» Exercise details: Repeat the whole listing below, word for word.

____________

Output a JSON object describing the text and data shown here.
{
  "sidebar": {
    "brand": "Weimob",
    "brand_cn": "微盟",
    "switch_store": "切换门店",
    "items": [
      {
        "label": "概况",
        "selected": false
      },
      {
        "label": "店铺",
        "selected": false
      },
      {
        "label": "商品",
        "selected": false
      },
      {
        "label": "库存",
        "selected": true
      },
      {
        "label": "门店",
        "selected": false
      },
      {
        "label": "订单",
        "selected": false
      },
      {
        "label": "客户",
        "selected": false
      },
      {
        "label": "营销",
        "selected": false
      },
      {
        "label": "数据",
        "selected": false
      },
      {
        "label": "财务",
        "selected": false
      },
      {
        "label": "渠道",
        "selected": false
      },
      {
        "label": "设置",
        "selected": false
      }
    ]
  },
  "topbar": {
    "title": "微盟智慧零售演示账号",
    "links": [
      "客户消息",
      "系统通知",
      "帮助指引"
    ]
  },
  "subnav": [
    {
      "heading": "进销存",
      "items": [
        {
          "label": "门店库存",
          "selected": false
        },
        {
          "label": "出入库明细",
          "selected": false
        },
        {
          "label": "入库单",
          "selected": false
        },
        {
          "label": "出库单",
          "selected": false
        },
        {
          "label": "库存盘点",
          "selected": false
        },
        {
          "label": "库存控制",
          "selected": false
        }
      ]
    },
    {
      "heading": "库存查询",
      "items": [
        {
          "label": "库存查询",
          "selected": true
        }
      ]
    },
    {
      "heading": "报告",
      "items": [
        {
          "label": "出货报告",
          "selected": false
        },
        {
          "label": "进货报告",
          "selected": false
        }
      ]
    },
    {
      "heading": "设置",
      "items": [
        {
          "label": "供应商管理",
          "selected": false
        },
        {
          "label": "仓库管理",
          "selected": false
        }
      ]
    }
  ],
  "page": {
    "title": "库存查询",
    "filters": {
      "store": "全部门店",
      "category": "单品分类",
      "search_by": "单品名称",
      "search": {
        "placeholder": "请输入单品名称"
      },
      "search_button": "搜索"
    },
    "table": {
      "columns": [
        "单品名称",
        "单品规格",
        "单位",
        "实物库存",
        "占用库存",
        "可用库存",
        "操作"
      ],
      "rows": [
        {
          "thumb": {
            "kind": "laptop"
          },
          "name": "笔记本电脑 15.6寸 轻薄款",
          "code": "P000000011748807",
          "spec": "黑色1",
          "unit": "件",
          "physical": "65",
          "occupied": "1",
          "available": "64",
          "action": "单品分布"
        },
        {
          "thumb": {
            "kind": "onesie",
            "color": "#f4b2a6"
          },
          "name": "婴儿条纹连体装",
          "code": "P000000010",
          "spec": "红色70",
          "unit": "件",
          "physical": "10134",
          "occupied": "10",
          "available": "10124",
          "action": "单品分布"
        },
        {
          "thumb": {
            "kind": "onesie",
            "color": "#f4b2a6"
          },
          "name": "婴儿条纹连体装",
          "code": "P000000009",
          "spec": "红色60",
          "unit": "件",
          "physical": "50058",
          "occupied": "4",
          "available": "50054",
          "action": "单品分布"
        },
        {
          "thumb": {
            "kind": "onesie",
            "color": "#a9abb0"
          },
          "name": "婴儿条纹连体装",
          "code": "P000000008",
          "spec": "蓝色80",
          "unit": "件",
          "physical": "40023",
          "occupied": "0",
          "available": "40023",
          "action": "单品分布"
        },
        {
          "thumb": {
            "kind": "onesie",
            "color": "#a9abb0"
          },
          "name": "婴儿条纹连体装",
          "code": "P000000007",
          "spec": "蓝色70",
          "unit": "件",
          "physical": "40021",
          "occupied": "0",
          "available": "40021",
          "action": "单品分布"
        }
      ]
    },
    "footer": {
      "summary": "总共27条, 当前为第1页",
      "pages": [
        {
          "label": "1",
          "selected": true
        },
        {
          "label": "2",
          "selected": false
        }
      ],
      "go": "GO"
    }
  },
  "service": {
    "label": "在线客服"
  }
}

____________

» Answer to this problem:
Output a JSON object describing the text and data shown here.
{
  "sidebar": {
    "brand": "Weimob",
    "brand_cn": "微盟",
    "switch_store": "切换门店",
    "items": [
      {
        "label": "概况",
        "selected": false
      },
      {
        "label": "店铺",
        "selected": false
      },
      {
        "label": "商品",
        "selected": false
      },
      {
        "label": "库存",
        "selected": true
      },
      {
        "label": "门店",
        "selected": false
      },
      {
        "label": "订单",
        "selected": false
      },
      {
        "label": "客户",
        "selected": false
      },
      {
        "label": "营销",
        "selected": false
      },
      {
        "label": "数据",
        "selected": false
      },
      {
        "label": "财务",
        "selected": false
      },
      {
        "label": "渠道",
        "selected": false
      },
      {
        "label": "设置",
        "selected": false
      }
    ]
  },
  "topbar": {
    "title": "微盟智慧零售演示账号",
    "links": [
      "客户消息",
      "系统通知",
      "帮助指引"
    ]
  },
  "subnav": [
    {
      "heading": "进销存",
      "items": [
        {
          "label": "门店库存",
          "selected": false
        },
        {
          "label": "出入库明细",
          "selected": false
        },
        {
          "label": "入库单",
          "selected": false
        },
        {
          "label": "出库单",
          "selected": false
        },
        {
          "label": "库存盘点",
          "selected": false
        },
        {
          "label": "库存控制",
          "selected": false
        }
      ]
    },
    {
      "heading": "库存查询",
      "items": [
        {
          "label": "库存查询",
          "selected": true
        }
      ]
    },
    {
      "heading": "报告",
      "items": [
        {
          "label": "出货报告",
          "selected": false
        },
        {
          "label": "进货报告",
          "selected": false
        }
      ]
    },
    {
      "heading": "设置",
      "items": [
        {
          "label": "供应商管理",
          "selected": false
        },
        {
          "label": "仓库管理",
          "selected": false
        }
      ]
    }
  ],
  "page": {
    "title": "库存查询",
    "filters": {
      "store": "全部门店",
      "category": "单品分类",
      "search_by": "单品名称",
      "search": {
        "placeholder": "请输入单品名称"
      },
      "search_button": "搜索"
    },
    "table": {
      "columns": [
        "单品名称",
        "单品规格",
        "单位",
        "实物库存",
        "占用库存",
        "可用库存",
        "操作"
      ],
      "rows": [
        {
          "thumb": {
            "kind": "laptop"
          },
          "name": "笔记本电脑 15.6寸 轻薄款",
          "code": "P000000011748807",
          "spec": "黑色1",
          "unit": "件",
          "physical": "65",
          "occupied": "1",
          "available": "64",
          "action": "单品分布"
        },
        {
          "thumb": {
            "kind": "onesie",
            "color": "#f4b2a6"
          },
          "name": "婴儿条纹连体装",
          "code": "P000000010",
          "spec": "红色70",
          "unit": "件",
          "physical": "10134",
          "occupied": "10",
          "available": "10124",
          "action": "单品分布"
        },
        {
          "thumb": {
            "kind": "onesie",
            "color": "#f4b2a6"
          },
          "name": "婴儿条纹连体装",
          "code": "P000000009",
          "spec": "红色60",
          "unit": "件",
          "physical": "50058",
          "occupied": "4",
          "available": "50054",
          "action": "单品分布"
        },
        {
          "thumb": {
            "kind": "onesie",
            "color": "#a9abb0"
          },
          "name": "婴儿条纹连体装",
          "code": "P000000008",
          "spec": "蓝色80",
          "unit": "件",
          "physical": "40023",
          "occupied": "0",
          "available": "40023",
          "action": "单品分布"
        },
        {
          "thumb": {
            "kind": "onesie",
            "color": "#a9abb0"
          },
          "name": "婴儿条纹连体装",
          "code": "P000000007",
          "spec": "蓝色70",
          "unit": "件",
          "physical": "40021",
          "occupied": "0",
          "available": "40021",
          "action": "单品分布"
        }
      ]
    },
    "footer": {
      "summary": "总共27条, 当前为第1页",
      "pages": [
        {
          "label": "1",
          "selected": true
        },
        {
          "label": "2",
          "selected": false
        }
      ],
      "go": "GO"
    }
  },
  "service": {
    "label": "在线客服"
  }
}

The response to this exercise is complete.